### EXERCISE DIRECTIONS
Wherever "calling" appears in a line, list that line.

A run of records
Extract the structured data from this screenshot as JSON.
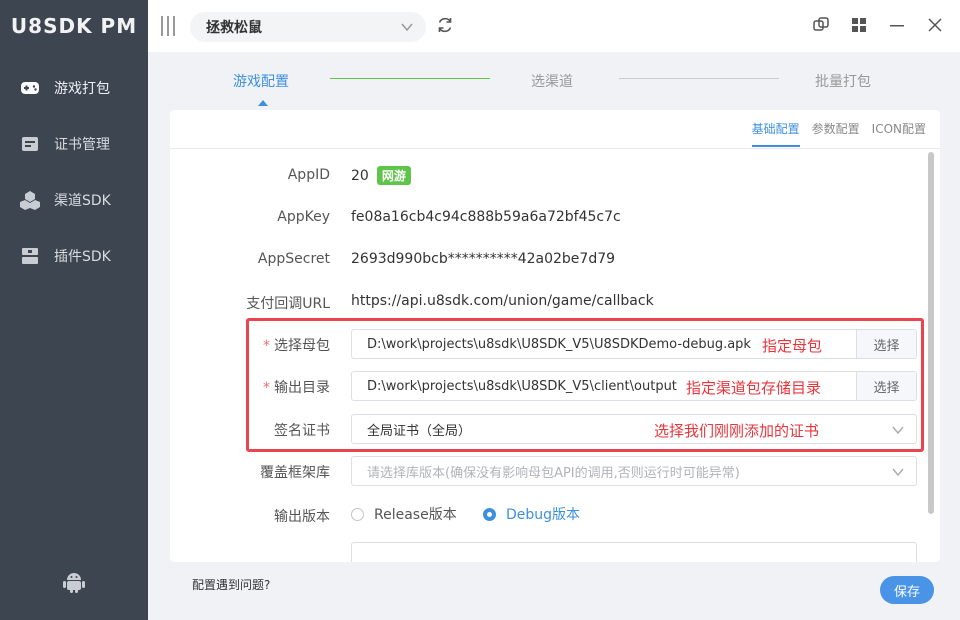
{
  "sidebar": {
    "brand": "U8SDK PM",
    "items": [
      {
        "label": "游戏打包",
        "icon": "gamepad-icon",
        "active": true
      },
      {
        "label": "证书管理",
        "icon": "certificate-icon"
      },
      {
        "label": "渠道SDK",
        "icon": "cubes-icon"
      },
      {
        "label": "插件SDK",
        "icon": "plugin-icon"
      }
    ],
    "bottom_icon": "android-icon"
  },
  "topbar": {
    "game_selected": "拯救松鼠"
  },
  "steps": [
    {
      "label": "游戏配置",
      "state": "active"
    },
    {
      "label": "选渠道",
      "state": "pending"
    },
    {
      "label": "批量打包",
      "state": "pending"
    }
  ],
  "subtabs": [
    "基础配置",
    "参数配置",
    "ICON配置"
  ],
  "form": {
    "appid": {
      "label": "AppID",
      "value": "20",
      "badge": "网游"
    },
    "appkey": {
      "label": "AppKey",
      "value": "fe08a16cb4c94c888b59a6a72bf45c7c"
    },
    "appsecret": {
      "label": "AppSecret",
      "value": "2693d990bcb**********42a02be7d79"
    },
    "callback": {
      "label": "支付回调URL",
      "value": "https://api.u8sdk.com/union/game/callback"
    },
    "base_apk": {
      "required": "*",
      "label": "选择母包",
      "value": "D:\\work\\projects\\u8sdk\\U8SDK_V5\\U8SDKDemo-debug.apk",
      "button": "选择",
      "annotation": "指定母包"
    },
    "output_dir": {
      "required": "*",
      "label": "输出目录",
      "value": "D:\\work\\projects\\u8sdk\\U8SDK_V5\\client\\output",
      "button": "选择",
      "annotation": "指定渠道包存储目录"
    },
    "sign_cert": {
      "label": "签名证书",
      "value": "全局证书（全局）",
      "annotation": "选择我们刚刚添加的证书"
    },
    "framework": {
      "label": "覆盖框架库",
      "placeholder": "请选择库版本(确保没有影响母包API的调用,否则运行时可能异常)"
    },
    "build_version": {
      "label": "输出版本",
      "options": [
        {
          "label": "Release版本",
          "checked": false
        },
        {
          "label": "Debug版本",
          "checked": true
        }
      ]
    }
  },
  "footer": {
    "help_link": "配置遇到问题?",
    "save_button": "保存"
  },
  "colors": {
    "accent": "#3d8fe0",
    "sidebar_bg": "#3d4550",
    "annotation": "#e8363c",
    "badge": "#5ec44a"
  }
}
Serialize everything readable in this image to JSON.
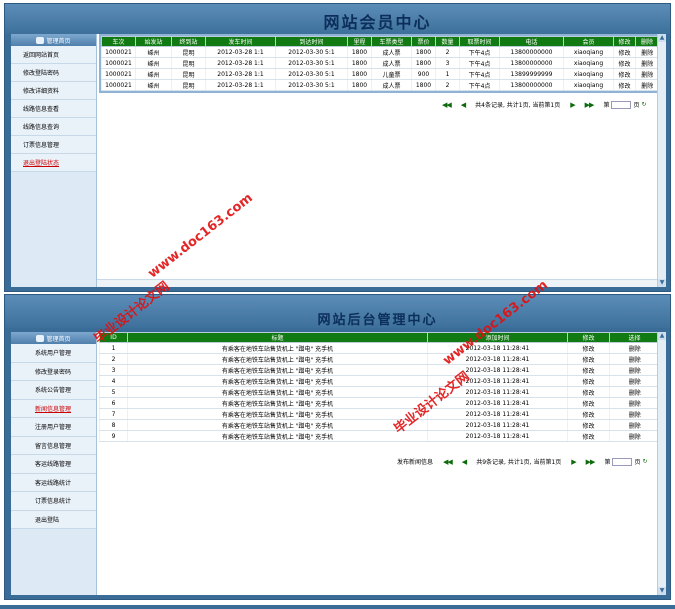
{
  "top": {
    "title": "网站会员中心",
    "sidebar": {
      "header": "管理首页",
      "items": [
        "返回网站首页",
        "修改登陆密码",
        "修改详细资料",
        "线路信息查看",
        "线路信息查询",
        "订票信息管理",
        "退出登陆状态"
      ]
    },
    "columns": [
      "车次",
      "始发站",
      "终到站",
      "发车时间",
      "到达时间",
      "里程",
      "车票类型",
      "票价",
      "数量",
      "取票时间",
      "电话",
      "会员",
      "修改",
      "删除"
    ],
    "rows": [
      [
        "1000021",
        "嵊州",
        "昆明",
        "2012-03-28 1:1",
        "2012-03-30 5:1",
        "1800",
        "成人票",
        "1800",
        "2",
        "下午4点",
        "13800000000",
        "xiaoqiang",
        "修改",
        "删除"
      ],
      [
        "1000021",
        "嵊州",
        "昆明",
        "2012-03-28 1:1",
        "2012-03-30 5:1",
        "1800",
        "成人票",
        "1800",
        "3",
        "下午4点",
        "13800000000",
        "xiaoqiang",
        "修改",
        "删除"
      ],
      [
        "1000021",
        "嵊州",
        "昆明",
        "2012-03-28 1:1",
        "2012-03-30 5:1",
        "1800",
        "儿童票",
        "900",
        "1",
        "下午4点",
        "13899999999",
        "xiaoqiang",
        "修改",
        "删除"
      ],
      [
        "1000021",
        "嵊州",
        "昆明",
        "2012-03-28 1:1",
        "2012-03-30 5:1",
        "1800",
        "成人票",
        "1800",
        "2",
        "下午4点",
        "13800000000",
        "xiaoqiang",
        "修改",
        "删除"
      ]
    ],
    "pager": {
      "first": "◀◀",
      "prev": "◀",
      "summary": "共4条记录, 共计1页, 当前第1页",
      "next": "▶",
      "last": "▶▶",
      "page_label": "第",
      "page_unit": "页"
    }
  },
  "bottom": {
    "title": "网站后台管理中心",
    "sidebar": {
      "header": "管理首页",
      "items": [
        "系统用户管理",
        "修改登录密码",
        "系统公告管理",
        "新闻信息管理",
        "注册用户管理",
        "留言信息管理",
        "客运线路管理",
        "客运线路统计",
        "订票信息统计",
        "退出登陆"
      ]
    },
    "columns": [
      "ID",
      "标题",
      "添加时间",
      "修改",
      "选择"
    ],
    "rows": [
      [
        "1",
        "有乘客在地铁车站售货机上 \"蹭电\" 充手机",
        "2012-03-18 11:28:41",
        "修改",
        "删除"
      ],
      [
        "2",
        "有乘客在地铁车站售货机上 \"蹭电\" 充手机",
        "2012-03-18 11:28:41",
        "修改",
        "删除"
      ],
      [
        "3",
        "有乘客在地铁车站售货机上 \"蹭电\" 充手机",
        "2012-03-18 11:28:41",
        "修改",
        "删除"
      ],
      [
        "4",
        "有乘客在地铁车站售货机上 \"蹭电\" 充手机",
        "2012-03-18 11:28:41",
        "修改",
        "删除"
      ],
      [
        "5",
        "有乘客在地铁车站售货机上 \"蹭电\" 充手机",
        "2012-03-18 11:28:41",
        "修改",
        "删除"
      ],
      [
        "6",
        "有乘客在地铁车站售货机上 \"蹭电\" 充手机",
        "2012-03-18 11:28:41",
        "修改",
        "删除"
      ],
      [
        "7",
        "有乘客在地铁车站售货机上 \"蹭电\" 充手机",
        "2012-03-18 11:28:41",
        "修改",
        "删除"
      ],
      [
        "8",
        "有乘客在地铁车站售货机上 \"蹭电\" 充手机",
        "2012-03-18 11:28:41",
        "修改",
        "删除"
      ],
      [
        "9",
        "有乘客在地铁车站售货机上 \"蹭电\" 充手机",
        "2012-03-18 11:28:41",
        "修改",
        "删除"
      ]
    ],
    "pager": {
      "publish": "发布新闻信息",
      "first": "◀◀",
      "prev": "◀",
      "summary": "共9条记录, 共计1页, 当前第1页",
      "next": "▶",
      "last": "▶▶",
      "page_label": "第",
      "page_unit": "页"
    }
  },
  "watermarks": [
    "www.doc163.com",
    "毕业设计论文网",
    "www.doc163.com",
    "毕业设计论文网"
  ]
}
---
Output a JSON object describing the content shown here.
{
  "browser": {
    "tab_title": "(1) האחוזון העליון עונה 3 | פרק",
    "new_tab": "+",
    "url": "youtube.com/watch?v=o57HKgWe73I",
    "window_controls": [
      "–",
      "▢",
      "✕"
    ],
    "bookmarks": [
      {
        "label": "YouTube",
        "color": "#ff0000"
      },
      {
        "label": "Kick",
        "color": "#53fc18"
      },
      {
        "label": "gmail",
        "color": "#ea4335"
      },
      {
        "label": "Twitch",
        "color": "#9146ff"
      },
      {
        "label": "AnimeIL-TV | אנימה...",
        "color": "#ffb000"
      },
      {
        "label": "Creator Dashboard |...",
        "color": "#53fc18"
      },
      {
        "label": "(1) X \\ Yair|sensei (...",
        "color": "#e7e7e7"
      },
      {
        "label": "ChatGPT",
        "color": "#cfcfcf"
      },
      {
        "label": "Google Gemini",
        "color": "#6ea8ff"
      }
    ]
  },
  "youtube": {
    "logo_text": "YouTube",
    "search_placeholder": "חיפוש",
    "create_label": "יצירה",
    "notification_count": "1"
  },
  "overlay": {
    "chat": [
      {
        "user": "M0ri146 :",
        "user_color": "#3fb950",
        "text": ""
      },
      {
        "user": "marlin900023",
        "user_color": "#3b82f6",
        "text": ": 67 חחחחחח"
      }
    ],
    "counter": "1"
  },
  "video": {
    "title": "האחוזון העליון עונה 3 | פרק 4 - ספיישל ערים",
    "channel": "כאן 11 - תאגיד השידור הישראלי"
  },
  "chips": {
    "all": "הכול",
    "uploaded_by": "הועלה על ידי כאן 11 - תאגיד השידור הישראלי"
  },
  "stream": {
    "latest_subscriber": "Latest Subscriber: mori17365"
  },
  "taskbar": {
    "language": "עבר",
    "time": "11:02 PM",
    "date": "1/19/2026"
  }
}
---
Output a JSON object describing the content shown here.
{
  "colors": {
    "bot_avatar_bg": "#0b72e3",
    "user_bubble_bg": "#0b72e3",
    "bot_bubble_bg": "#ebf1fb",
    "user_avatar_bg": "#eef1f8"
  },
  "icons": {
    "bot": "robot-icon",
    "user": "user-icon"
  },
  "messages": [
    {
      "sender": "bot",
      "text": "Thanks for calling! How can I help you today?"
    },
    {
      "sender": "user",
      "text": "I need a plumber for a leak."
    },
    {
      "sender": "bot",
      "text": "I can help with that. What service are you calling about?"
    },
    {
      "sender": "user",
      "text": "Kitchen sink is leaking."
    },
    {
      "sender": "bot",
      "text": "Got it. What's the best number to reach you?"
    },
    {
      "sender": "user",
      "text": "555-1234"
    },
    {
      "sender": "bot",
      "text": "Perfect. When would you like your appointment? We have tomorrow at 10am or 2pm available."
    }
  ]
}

### OUTPUT OF THE EXERCISE
      "text": "Thanks for calling! How can I help you today?"
      "text": "I can help with that. What service are you calling about?"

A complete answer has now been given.